(RECORDS SHOWN)
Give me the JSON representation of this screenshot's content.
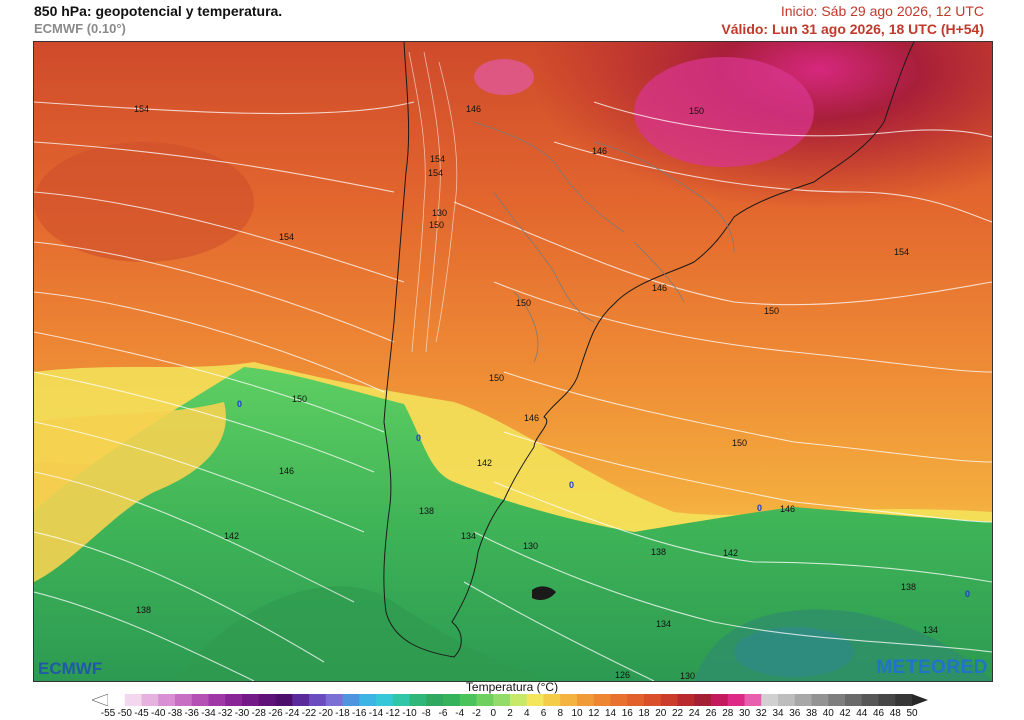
{
  "header": {
    "title": "850 hPa: geopotencial y temperatura.",
    "model": "ECMWF (0.10°)",
    "init": "Inicio: Sáb 29 ago 2026, 12 UTC",
    "valid": "Válido: Lun 31 ago 2026, 18 UTC (H+54)"
  },
  "logos": {
    "ecmwf": "ECMWF",
    "meteored": "METEORED"
  },
  "legend": {
    "title": "Temperatura (°C)",
    "ticks": [
      "-55",
      "-50",
      "-45",
      "-40",
      "-38",
      "-36",
      "-34",
      "-32",
      "-30",
      "-28",
      "-26",
      "-24",
      "-22",
      "-20",
      "-18",
      "-16",
      "-14",
      "-12",
      "-10",
      "-8",
      "-6",
      "-4",
      "-2",
      "0",
      "2",
      "4",
      "6",
      "8",
      "10",
      "12",
      "14",
      "16",
      "18",
      "20",
      "22",
      "24",
      "26",
      "28",
      "30",
      "32",
      "34",
      "36",
      "38",
      "40",
      "42",
      "44",
      "46",
      "48",
      "50"
    ],
    "colors": [
      "#ffffff",
      "#f2d7ee",
      "#e6b3e0",
      "#d98fd3",
      "#c86fc4",
      "#b550b5",
      "#a037a6",
      "#8a2597",
      "#741a88",
      "#5e1279",
      "#4b0f6b",
      "#5a2a9a",
      "#6b4bc0",
      "#7b6fd6",
      "#4f94de",
      "#3cb4e6",
      "#36c7d8",
      "#30c7a8",
      "#2fb77a",
      "#2fa860",
      "#35b35a",
      "#49c35a",
      "#6fd060",
      "#93dc6a",
      "#c8e86a",
      "#f3e55c",
      "#f5cc4a",
      "#f4b23e",
      "#f19a38",
      "#ee8533",
      "#e9712f",
      "#e2602c",
      "#d94f2a",
      "#cc3c2a",
      "#b82a2d",
      "#a41f34",
      "#c21a5c",
      "#dc2a86",
      "#e85fb0",
      "#d0d0d0",
      "#bdbdbd",
      "#a8a8a8",
      "#939393",
      "#7e7e7e",
      "#6a6a6a",
      "#575757",
      "#464646",
      "#363636"
    ]
  },
  "map": {
    "isohypse_labels": [
      "154",
      "154",
      "146",
      "154",
      "154",
      "150",
      "130",
      "146",
      "150",
      "154",
      "150",
      "146",
      "150",
      "150",
      "146",
      "142",
      "150",
      "146",
      "142",
      "138",
      "134",
      "130",
      "138",
      "142",
      "138",
      "134",
      "134",
      "126",
      "130",
      "138",
      "146",
      "150",
      "138",
      "142",
      "0",
      "0",
      "0",
      "0",
      "0"
    ]
  }
}
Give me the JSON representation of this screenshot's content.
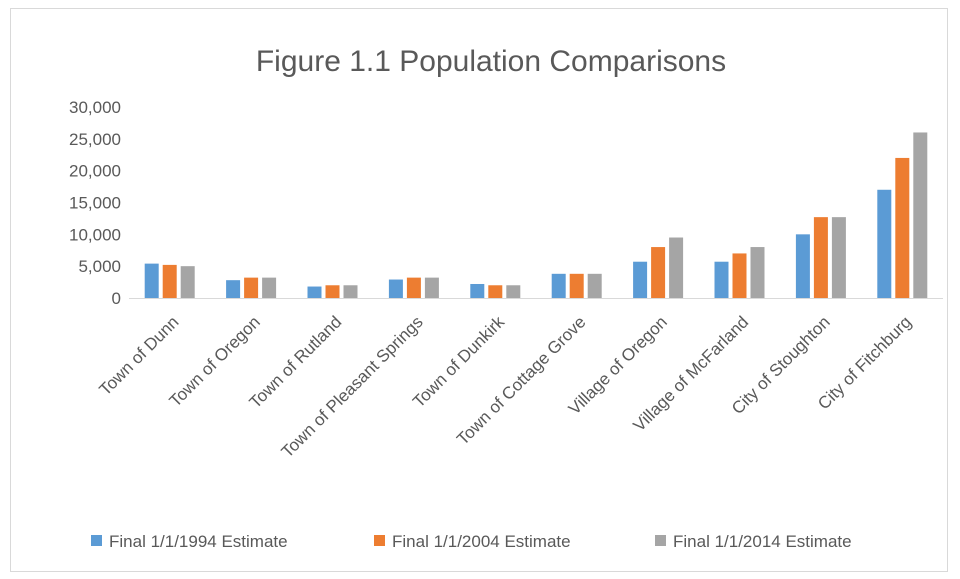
{
  "chart_data": {
    "type": "bar",
    "title": "Figure 1.1 Population Comparisons",
    "xlabel": "",
    "ylabel": "",
    "ylim": [
      0,
      30000
    ],
    "yticks": [
      "30,000",
      "25,000",
      "20,000",
      "15,000",
      "10,000",
      "5,000",
      "0"
    ],
    "ytick_values": [
      30000,
      25000,
      20000,
      15000,
      10000,
      5000,
      0
    ],
    "grid": false,
    "legend_position": "bottom",
    "categories": [
      "Town of Dunn",
      "Town of Oregon",
      "Town of Rutland",
      "Town of Pleasant Springs",
      "Town of Dunkirk",
      "Town of Cottage Grove",
      "Village of Oregon",
      "Village of McFarland",
      "City of Stoughton",
      "City of Fitchburg"
    ],
    "series": [
      {
        "name": "Final 1/1/1994 Estimate",
        "color": "#5B9BD5",
        "values": [
          5400,
          2800,
          1800,
          2900,
          2200,
          3800,
          5700,
          5700,
          10000,
          17000
        ]
      },
      {
        "name": "Final 1/1/2004 Estimate",
        "color": "#ED7D31",
        "values": [
          5200,
          3200,
          2000,
          3200,
          2000,
          3800,
          8000,
          7000,
          12700,
          22000
        ]
      },
      {
        "name": "Final 1/1/2014 Estimate",
        "color": "#A5A5A5",
        "values": [
          5000,
          3200,
          2000,
          3200,
          2000,
          3800,
          9500,
          8000,
          12700,
          26000
        ]
      }
    ]
  }
}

(DIRECTIVE)
Take the listing and print it again exactly, but without any pictures.

(EXERCISE OUTPUT)
Give me the JSON representation of this screenshot's content.
{
  "header": {
    "title": "850 hPa: geopotencial y temperatura.",
    "model": "ECMWF (0.10°)",
    "init": "Inicio: Sáb 29 ago 2026, 12 UTC",
    "valid": "Válido: Lun 31 ago 2026, 18 UTC (H+54)"
  },
  "logos": {
    "ecmwf": "ECMWF",
    "meteored": "METEORED"
  },
  "legend": {
    "title": "Temperatura (°C)",
    "ticks": [
      "-55",
      "-50",
      "-45",
      "-40",
      "-38",
      "-36",
      "-34",
      "-32",
      "-30",
      "-28",
      "-26",
      "-24",
      "-22",
      "-20",
      "-18",
      "-16",
      "-14",
      "-12",
      "-10",
      "-8",
      "-6",
      "-4",
      "-2",
      "0",
      "2",
      "4",
      "6",
      "8",
      "10",
      "12",
      "14",
      "16",
      "18",
      "20",
      "22",
      "24",
      "26",
      "28",
      "30",
      "32",
      "34",
      "36",
      "38",
      "40",
      "42",
      "44",
      "46",
      "48",
      "50"
    ],
    "colors": [
      "#ffffff",
      "#f2d7ee",
      "#e6b3e0",
      "#d98fd3",
      "#c86fc4",
      "#b550b5",
      "#a037a6",
      "#8a2597",
      "#741a88",
      "#5e1279",
      "#4b0f6b",
      "#5a2a9a",
      "#6b4bc0",
      "#7b6fd6",
      "#4f94de",
      "#3cb4e6",
      "#36c7d8",
      "#30c7a8",
      "#2fb77a",
      "#2fa860",
      "#35b35a",
      "#49c35a",
      "#6fd060",
      "#93dc6a",
      "#c8e86a",
      "#f3e55c",
      "#f5cc4a",
      "#f4b23e",
      "#f19a38",
      "#ee8533",
      "#e9712f",
      "#e2602c",
      "#d94f2a",
      "#cc3c2a",
      "#b82a2d",
      "#a41f34",
      "#c21a5c",
      "#dc2a86",
      "#e85fb0",
      "#d0d0d0",
      "#bdbdbd",
      "#a8a8a8",
      "#939393",
      "#7e7e7e",
      "#6a6a6a",
      "#575757",
      "#464646",
      "#363636"
    ]
  },
  "map": {
    "isohypse_labels": [
      "154",
      "154",
      "146",
      "154",
      "154",
      "150",
      "130",
      "146",
      "150",
      "154",
      "150",
      "146",
      "150",
      "150",
      "146",
      "142",
      "150",
      "146",
      "142",
      "138",
      "134",
      "130",
      "138",
      "142",
      "138",
      "134",
      "134",
      "126",
      "130",
      "138",
      "146",
      "150",
      "138",
      "142",
      "0",
      "0",
      "0",
      "0",
      "0"
    ]
  }
}
Give me the JSON representation of this screenshot's content.
{
  "chart_data": {
    "type": "bar",
    "title": "Figure 1.1 Population Comparisons",
    "xlabel": "",
    "ylabel": "",
    "ylim": [
      0,
      30000
    ],
    "yticks": [
      "30,000",
      "25,000",
      "20,000",
      "15,000",
      "10,000",
      "5,000",
      "0"
    ],
    "ytick_values": [
      30000,
      25000,
      20000,
      15000,
      10000,
      5000,
      0
    ],
    "grid": false,
    "legend_position": "bottom",
    "categories": [
      "Town of Dunn",
      "Town of Oregon",
      "Town of Rutland",
      "Town of Pleasant Springs",
      "Town of Dunkirk",
      "Town of Cottage Grove",
      "Village of Oregon",
      "Village of McFarland",
      "City of Stoughton",
      "City of Fitchburg"
    ],
    "series": [
      {
        "name": "Final 1/1/1994 Estimate",
        "color": "#5B9BD5",
        "values": [
          5400,
          2800,
          1800,
          2900,
          2200,
          3800,
          5700,
          5700,
          10000,
          17000
        ]
      },
      {
        "name": "Final 1/1/2004 Estimate",
        "color": "#ED7D31",
        "values": [
          5200,
          3200,
          2000,
          3200,
          2000,
          3800,
          8000,
          7000,
          12700,
          22000
        ]
      },
      {
        "name": "Final 1/1/2014 Estimate",
        "color": "#A5A5A5",
        "values": [
          5000,
          3200,
          2000,
          3200,
          2000,
          3800,
          9500,
          8000,
          12700,
          26000
        ]
      }
    ]
  }
}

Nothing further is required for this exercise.